In the listing below, find the line containing "Convert this screenshot". Write out that line and every line after it to the end, exactly and only those.
## Begin Supplied records
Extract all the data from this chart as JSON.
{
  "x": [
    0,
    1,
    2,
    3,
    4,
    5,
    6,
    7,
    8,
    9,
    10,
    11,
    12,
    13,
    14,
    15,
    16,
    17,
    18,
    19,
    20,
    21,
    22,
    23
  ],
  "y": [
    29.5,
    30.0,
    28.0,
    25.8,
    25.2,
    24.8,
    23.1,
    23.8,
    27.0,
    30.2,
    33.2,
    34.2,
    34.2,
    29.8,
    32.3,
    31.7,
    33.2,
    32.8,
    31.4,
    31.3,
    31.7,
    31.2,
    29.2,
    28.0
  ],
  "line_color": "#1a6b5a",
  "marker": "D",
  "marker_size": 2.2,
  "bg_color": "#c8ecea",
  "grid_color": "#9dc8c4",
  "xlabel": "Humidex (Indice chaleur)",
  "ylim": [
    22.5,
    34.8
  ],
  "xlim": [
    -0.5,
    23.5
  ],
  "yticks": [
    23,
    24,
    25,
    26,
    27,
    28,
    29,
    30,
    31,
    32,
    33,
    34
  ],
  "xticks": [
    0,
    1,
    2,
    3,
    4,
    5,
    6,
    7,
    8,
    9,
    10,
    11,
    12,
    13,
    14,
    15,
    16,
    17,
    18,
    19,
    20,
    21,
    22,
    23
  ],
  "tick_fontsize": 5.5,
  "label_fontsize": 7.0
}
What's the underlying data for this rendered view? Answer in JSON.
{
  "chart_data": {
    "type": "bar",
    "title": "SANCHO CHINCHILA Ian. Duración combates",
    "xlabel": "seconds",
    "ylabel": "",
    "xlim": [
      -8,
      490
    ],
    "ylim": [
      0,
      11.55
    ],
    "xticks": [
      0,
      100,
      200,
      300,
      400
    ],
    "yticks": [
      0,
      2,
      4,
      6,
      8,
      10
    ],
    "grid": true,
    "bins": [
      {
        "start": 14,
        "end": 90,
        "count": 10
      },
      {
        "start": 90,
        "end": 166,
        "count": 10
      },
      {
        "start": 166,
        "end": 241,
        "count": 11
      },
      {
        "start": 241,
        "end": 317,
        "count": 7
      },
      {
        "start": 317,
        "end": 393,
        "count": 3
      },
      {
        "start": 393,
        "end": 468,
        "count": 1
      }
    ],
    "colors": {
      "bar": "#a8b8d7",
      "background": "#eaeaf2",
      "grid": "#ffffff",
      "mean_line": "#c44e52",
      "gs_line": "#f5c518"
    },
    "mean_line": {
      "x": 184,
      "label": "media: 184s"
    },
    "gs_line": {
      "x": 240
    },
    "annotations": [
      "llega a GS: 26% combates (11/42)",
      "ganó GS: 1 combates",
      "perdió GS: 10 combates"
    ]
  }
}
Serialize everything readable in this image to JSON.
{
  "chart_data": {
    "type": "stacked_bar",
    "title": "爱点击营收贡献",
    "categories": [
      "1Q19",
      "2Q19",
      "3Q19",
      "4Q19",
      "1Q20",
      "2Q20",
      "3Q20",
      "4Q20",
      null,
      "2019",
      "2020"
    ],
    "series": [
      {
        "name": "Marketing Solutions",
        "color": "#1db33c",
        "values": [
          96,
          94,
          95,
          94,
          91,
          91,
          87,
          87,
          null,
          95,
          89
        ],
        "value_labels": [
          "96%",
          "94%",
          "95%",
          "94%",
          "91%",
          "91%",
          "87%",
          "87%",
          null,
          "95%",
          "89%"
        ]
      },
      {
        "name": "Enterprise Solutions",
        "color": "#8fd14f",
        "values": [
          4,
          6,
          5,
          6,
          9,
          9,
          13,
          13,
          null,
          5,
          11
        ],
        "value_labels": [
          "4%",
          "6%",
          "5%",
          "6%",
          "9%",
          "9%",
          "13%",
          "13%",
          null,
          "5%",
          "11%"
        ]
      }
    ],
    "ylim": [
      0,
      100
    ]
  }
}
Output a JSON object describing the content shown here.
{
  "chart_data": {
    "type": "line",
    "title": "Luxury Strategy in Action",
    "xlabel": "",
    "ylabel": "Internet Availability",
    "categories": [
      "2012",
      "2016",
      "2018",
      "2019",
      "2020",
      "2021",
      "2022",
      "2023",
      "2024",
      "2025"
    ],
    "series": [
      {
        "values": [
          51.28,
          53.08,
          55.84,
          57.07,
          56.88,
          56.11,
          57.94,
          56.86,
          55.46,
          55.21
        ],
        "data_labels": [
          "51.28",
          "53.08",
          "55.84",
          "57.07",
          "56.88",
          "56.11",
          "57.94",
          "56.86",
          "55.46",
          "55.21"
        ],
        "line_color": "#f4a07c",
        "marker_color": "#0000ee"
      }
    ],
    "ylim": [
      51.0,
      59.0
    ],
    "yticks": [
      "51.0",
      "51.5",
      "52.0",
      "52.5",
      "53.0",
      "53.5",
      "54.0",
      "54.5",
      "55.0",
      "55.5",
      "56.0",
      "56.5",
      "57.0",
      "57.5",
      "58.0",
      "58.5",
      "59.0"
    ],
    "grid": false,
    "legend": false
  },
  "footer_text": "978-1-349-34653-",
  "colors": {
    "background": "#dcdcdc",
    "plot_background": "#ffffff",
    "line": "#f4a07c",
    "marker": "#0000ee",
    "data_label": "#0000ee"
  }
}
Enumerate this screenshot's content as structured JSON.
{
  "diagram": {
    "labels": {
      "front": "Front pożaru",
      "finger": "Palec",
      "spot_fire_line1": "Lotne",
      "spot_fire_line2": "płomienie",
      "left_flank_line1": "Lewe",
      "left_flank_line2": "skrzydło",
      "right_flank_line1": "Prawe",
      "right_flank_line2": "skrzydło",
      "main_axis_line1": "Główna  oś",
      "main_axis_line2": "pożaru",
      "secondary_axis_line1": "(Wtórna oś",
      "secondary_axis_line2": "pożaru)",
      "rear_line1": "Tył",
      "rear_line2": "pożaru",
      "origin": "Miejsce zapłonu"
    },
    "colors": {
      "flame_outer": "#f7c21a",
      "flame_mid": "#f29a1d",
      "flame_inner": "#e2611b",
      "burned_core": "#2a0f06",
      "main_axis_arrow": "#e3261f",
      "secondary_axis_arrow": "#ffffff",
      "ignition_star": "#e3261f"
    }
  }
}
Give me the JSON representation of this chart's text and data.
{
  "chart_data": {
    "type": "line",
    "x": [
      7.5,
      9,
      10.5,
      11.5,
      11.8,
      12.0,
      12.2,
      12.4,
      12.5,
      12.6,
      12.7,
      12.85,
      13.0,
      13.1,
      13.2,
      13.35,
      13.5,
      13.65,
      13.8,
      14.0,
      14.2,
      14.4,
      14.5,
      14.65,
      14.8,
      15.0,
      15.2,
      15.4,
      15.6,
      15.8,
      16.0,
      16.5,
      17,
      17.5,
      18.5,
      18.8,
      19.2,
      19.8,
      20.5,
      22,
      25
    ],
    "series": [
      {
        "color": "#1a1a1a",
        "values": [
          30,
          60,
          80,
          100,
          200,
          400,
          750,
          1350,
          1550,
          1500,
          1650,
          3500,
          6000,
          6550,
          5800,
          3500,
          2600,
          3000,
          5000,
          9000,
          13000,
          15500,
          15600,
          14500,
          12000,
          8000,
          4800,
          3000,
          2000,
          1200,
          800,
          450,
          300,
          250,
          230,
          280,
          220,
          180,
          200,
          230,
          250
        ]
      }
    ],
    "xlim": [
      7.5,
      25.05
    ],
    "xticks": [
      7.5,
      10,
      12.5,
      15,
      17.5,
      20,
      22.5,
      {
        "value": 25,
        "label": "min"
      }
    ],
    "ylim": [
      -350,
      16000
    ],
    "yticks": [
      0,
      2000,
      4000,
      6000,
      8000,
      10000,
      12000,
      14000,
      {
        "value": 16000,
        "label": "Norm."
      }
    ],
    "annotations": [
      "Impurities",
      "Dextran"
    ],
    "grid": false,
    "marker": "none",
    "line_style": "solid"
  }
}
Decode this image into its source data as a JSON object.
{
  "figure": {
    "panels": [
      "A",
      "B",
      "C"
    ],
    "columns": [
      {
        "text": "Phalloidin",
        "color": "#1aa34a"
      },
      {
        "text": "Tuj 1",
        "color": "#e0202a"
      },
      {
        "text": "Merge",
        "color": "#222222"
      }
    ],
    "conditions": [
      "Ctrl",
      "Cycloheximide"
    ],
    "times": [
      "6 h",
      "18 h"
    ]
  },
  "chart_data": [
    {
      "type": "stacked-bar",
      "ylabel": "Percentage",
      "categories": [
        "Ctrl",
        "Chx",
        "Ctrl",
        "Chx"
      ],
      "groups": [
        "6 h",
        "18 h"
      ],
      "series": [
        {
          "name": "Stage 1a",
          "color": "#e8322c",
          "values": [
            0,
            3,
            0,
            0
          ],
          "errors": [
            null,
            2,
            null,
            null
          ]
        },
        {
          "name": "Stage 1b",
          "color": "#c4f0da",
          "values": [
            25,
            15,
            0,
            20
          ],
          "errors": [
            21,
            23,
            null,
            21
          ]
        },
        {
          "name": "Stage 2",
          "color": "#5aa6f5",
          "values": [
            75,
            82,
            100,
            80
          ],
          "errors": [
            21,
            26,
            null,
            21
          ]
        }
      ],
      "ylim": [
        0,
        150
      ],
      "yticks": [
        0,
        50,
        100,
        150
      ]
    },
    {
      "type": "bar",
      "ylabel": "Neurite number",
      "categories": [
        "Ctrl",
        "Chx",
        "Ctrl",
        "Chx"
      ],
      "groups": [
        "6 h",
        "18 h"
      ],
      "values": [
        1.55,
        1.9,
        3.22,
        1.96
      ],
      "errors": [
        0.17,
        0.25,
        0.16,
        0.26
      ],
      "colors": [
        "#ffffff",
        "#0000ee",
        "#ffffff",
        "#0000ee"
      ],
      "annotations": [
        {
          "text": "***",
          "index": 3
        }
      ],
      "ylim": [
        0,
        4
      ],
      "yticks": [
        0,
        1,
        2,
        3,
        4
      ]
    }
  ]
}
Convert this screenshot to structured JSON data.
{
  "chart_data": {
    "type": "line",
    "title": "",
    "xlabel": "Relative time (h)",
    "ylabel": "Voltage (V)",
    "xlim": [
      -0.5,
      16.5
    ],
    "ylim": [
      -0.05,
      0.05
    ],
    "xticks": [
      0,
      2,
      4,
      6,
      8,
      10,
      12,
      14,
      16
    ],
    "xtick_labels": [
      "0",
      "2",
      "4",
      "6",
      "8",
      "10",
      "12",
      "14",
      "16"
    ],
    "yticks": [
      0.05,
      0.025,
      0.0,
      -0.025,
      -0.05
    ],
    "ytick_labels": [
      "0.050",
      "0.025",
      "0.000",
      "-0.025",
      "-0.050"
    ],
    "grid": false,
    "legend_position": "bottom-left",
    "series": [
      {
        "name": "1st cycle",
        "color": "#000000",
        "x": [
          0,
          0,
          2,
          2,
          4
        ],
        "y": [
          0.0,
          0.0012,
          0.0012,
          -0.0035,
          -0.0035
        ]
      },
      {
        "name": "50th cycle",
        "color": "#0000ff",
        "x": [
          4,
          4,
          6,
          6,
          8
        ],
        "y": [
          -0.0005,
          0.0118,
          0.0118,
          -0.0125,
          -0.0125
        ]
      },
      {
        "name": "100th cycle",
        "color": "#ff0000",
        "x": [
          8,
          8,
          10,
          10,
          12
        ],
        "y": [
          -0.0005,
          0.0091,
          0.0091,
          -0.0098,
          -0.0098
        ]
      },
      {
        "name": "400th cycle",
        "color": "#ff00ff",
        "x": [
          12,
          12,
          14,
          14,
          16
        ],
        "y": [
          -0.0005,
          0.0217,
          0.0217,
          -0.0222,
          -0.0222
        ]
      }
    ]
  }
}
## End Supplied records
### Exercise solution
Convert this screenshot to structured JSON data.
{
  "chart_data": {
    "type": "line",
    "title": "",
    "xlabel": "Relative time (h)",
    "ylabel": "Voltage (V)",
    "xlim": [
      -0.5,
      16.5
    ],
    "ylim": [
      -0.05,
      0.05
    ],
    "xticks": [
      0,
      2,
      4,
      6,
      8,
      10,
      12,
      14,
      16
    ],
    "xtick_labels": [
      "0",
      "2",
      "4",
      "6",
      "8",
      "10",
      "12",
      "14",
      "16"
    ],
    "yticks": [
      0.05,
      0.025,
      0.0,
      -0.025,
      -0.05
    ],
    "ytick_labels": [
      "0.050",
      "0.025",
      "0.000",
      "-0.025",
      "-0.050"
    ],
    "grid": false,
    "legend_position": "bottom-left",
    "series": [
      {
        "name": "1st cycle",
        "color": "#000000",
        "x": [
          0,
          0,
          2,
          2,
          4
        ],
        "y": [
          0.0,
          0.0012,
          0.0012,
          -0.0035,
          -0.0035
        ]
      },
      {
        "name": "50th cycle",
        "color": "#0000ff",
        "x": [
          4,
          4,
          6,
          6,
          8
        ],
        "y": [
          -0.0005,
          0.0118,
          0.0118,
          -0.0125,
          -0.0125
        ]
      },
      {
        "name": "100th cycle",
        "color": "#ff0000",
        "x": [
          8,
          8,
          10,
          10,
          12
        ],
        "y": [
          -0.0005,
          0.0091,
          0.0091,
          -0.0098,
          -0.0098
        ]
      },
      {
        "name": "400th cycle",
        "color": "#ff00ff",
        "x": [
          12,
          12,
          14,
          14,
          16
        ],
        "y": [
          -0.0005,
          0.0217,
          0.0217,
          -0.0222,
          -0.0222
        ]
      }
    ]
  }
}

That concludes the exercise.